▸ PROBLEM REQUIREMENTS: Look through the data for the string "brute". Copy every line where it is found.

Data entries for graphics
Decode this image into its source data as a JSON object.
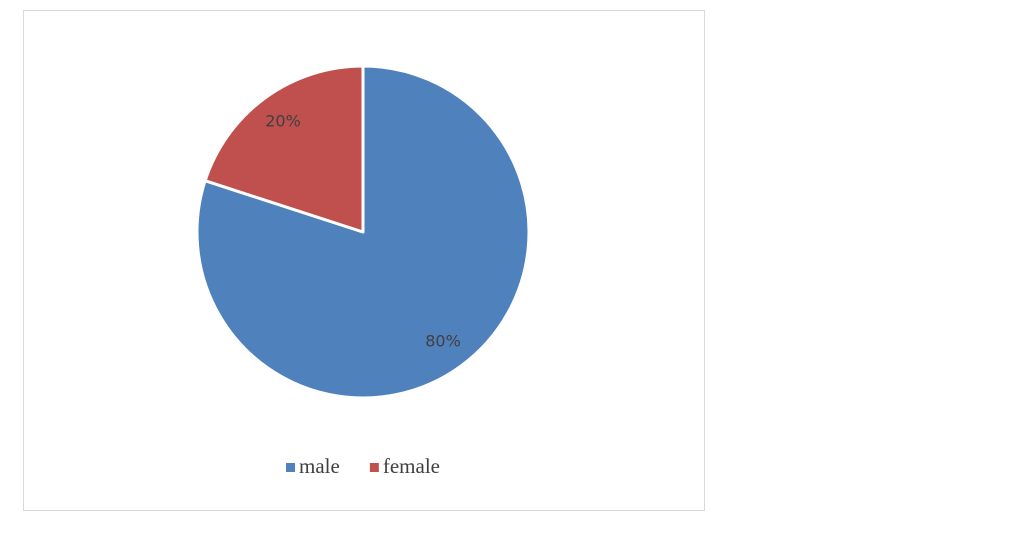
{
  "chart_data": {
    "type": "pie",
    "categories": [
      "male",
      "female"
    ],
    "values": [
      80,
      20
    ],
    "value_labels": [
      "80%",
      "20%"
    ],
    "colors": [
      "#4f81bd",
      "#c0504d"
    ],
    "legend": "bottom"
  }
}
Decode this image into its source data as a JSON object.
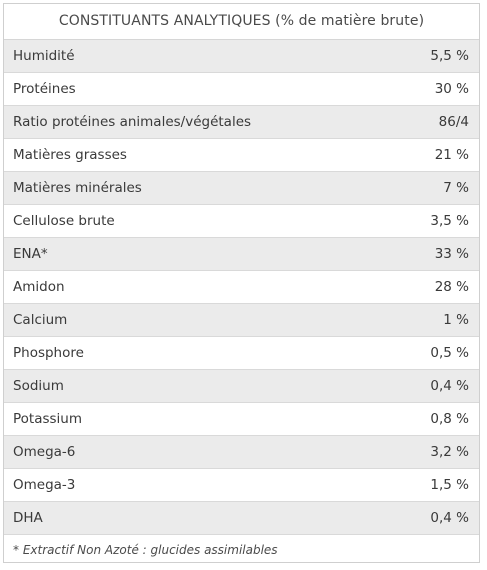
{
  "table": {
    "title": "CONSTITUANTS ANALYTIQUES (% de matière brute)",
    "rows": [
      {
        "label": "Humidité",
        "value": "5,5 %"
      },
      {
        "label": "Protéines",
        "value": "30 %"
      },
      {
        "label": "Ratio protéines animales/végétales",
        "value": "86/4"
      },
      {
        "label": "Matières grasses",
        "value": "21 %"
      },
      {
        "label": "Matières minérales",
        "value": "7 %"
      },
      {
        "label": "Cellulose brute",
        "value": "3,5 %"
      },
      {
        "label": "ENA*",
        "value": "33 %"
      },
      {
        "label": "Amidon",
        "value": "28 %"
      },
      {
        "label": "Calcium",
        "value": "1 %"
      },
      {
        "label": "Phosphore",
        "value": "0,5 %"
      },
      {
        "label": "Sodium",
        "value": "0,4 %"
      },
      {
        "label": "Potassium",
        "value": "0,8 %"
      },
      {
        "label": "Omega-6",
        "value": "3,2 %"
      },
      {
        "label": "Omega-3",
        "value": "1,5 %"
      },
      {
        "label": "DHA",
        "value": "0,4 %"
      }
    ],
    "footnote": "* Extractif Non Azoté : glucides assimilables"
  },
  "colors": {
    "shaded_row": "#ebebeb",
    "plain_row": "#ffffff",
    "border": "#cfcfcf",
    "text": "#3a3a3a"
  }
}
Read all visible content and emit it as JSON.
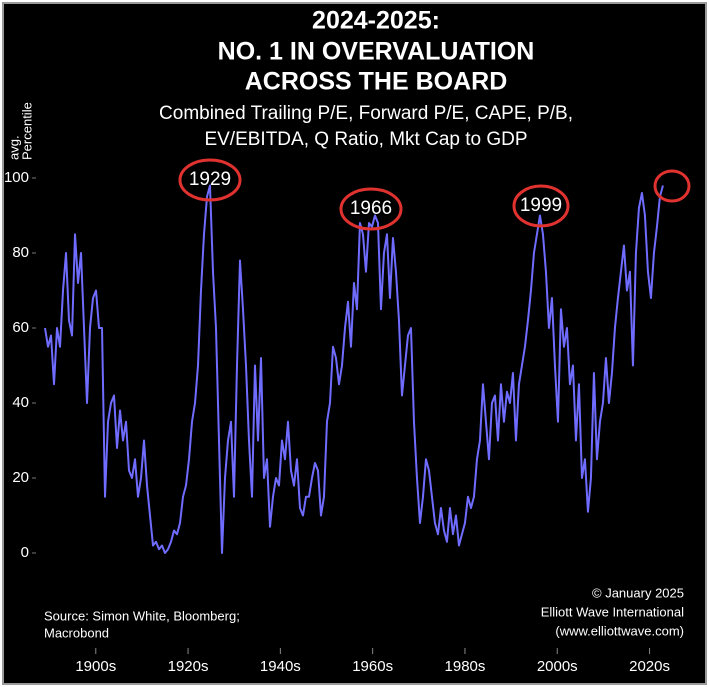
{
  "chart_data": {
    "type": "line",
    "title": [
      "2024-2025:",
      "NO. 1 IN OVERVALUATION",
      "ACROSS THE BOARD"
    ],
    "subtitle": [
      "Combined Trailing P/E, Forward P/E, CAPE, P/B,",
      "EV/EBITDA, Q Ratio, Mkt Cap to GDP"
    ],
    "y_label": [
      "avg.",
      "Percentile"
    ],
    "annotations": [
      "1929",
      "1966",
      "1999"
    ],
    "source": [
      "Source: Simon White, Bloomberg;",
      "Macrobond"
    ],
    "credit": [
      "© January 2025",
      "Elliott Wave International",
      "(www.elliottwave.com)"
    ],
    "color": "#6f6cff",
    "annotation_color": "#e0322f",
    "xlim": [
      1893,
      2035
    ],
    "ylim": [
      -6,
      104
    ],
    "xticks": [
      {
        "value": 1905,
        "label": "1900s"
      },
      {
        "value": 1925,
        "label": "1920s"
      },
      {
        "value": 1945,
        "label": "1940s"
      },
      {
        "value": 1965,
        "label": "1960s"
      },
      {
        "value": 1985,
        "label": "1980s"
      },
      {
        "value": 2005,
        "label": "2000s"
      },
      {
        "value": 2025,
        "label": "2020s"
      }
    ],
    "yticks": [
      0,
      20,
      40,
      60,
      80,
      100
    ],
    "grid": false,
    "x": [
      1894,
      1894.65,
      1895.3,
      1895.95,
      1896.6,
      1897.25,
      1897.9,
      1898.55,
      1899.2,
      1899.85,
      1900.5,
      1901.15,
      1901.8,
      1902.45,
      1903.1,
      1903.75,
      1904.4,
      1905.05,
      1905.7,
      1906.35,
      1907,
      1907.65,
      1908.3,
      1908.95,
      1909.6,
      1910.25,
      1910.9,
      1911.55,
      1912.2,
      1912.85,
      1913.5,
      1914.15,
      1914.8,
      1915.45,
      1916.1,
      1916.75,
      1917.4,
      1918.05,
      1918.7,
      1919.35,
      1920,
      1920.65,
      1921.3,
      1921.95,
      1922.6,
      1923.25,
      1923.9,
      1924.55,
      1925.2,
      1925.85,
      1926.5,
      1927.15,
      1927.8,
      1928.45,
      1929.1,
      1929.75,
      1930.4,
      1931.05,
      1931.7,
      1932.35,
      1933,
      1933.65,
      1934.3,
      1934.95,
      1935.6,
      1936.25,
      1936.9,
      1937.55,
      1938.2,
      1938.85,
      1939.5,
      1940.15,
      1940.8,
      1941.45,
      1942.1,
      1942.75,
      1943.4,
      1944.05,
      1944.7,
      1945.35,
      1946,
      1946.65,
      1947.3,
      1947.95,
      1948.6,
      1949.25,
      1949.9,
      1950.55,
      1951.2,
      1951.85,
      1952.5,
      1953.15,
      1953.8,
      1954.45,
      1955.1,
      1955.75,
      1956.4,
      1957.05,
      1957.7,
      1958.35,
      1959,
      1959.65,
      1960.3,
      1960.95,
      1961.6,
      1962.25,
      1962.9,
      1963.55,
      1964.2,
      1964.85,
      1965.5,
      1966.15,
      1966.8,
      1967.45,
      1968.1,
      1968.75,
      1969.4,
      1970.05,
      1970.7,
      1971.35,
      1972,
      1972.65,
      1973.3,
      1973.95,
      1974.6,
      1975.25,
      1975.9,
      1976.55,
      1977.2,
      1977.85,
      1978.5,
      1979.15,
      1979.8,
      1980.45,
      1981.1,
      1981.75,
      1982.4,
      1983.05,
      1983.7,
      1984.35,
      1985,
      1985.65,
      1986.3,
      1986.95,
      1987.6,
      1988.25,
      1988.9,
      1989.55,
      1990.2,
      1990.85,
      1991.5,
      1992.15,
      1992.8,
      1993.45,
      1994.1,
      1994.75,
      1995.4,
      1996.05,
      1996.7,
      1997.35,
      1998,
      1998.65,
      1999.3,
      1999.95,
      2000.6,
      2001.25,
      2001.9,
      2002.55,
      2003.2,
      2003.85,
      2004.5,
      2005.15,
      2005.8,
      2006.45,
      2007.1,
      2007.75,
      2008.4,
      2009.05,
      2009.7,
      2010.35,
      2011,
      2011.65,
      2012.3,
      2012.95,
      2013.6,
      2014.25,
      2014.9,
      2015.55,
      2016.2,
      2016.85,
      2017.5,
      2018.15,
      2018.8,
      2019.45,
      2020.1,
      2020.75,
      2021.4,
      2022.05,
      2022.7,
      2023.35,
      2024,
      2024.65,
      2025.3,
      2025.95,
      2026.6,
      2027.25,
      2027.9
    ],
    "values": [
      60,
      55,
      58,
      45,
      60,
      55,
      70,
      80,
      62,
      58,
      85,
      72,
      80,
      60,
      40,
      60,
      68,
      70,
      60,
      60,
      15,
      35,
      40,
      42,
      28,
      38,
      30,
      35,
      22,
      20,
      25,
      15,
      20,
      30,
      18,
      10,
      2,
      3,
      1,
      2,
      0,
      1,
      3,
      6,
      5,
      8,
      15,
      18,
      25,
      35,
      40,
      50,
      70,
      85,
      95,
      98,
      75,
      60,
      30,
      0,
      20,
      30,
      35,
      15,
      50,
      78,
      65,
      50,
      30,
      15,
      50,
      30,
      52,
      20,
      25,
      7,
      15,
      20,
      18,
      30,
      25,
      35,
      22,
      18,
      25,
      12,
      10,
      15,
      15,
      20,
      24,
      22,
      10,
      15,
      35,
      40,
      55,
      52,
      45,
      50,
      60,
      67,
      55,
      72,
      65,
      88,
      85,
      75,
      88,
      87,
      90,
      88,
      65,
      80,
      85,
      68,
      84,
      75,
      62,
      42,
      50,
      58,
      60,
      35,
      20,
      8,
      15,
      25,
      22,
      15,
      8,
      5,
      12,
      6,
      3,
      12,
      5,
      10,
      2,
      5,
      8,
      15,
      12,
      15,
      25,
      30,
      45,
      35,
      25,
      40,
      42,
      30,
      45,
      35,
      43,
      40,
      48,
      30,
      45,
      50,
      55,
      62,
      70,
      80,
      85,
      90,
      85,
      75,
      60,
      68,
      50,
      35,
      65,
      55,
      60,
      45,
      50,
      30,
      45,
      20,
      25,
      11,
      20,
      48,
      25,
      35,
      40,
      52,
      40,
      48,
      60,
      68,
      75,
      82,
      70,
      75,
      50,
      80,
      92,
      96,
      90,
      75,
      68,
      80,
      87,
      95,
      98
    ]
  }
}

▸ ANSWER BELOW:
    "title": "CONSTITUANTS ANALYTIQUES (% de matière brute)",
        "label": "Cellulose brute",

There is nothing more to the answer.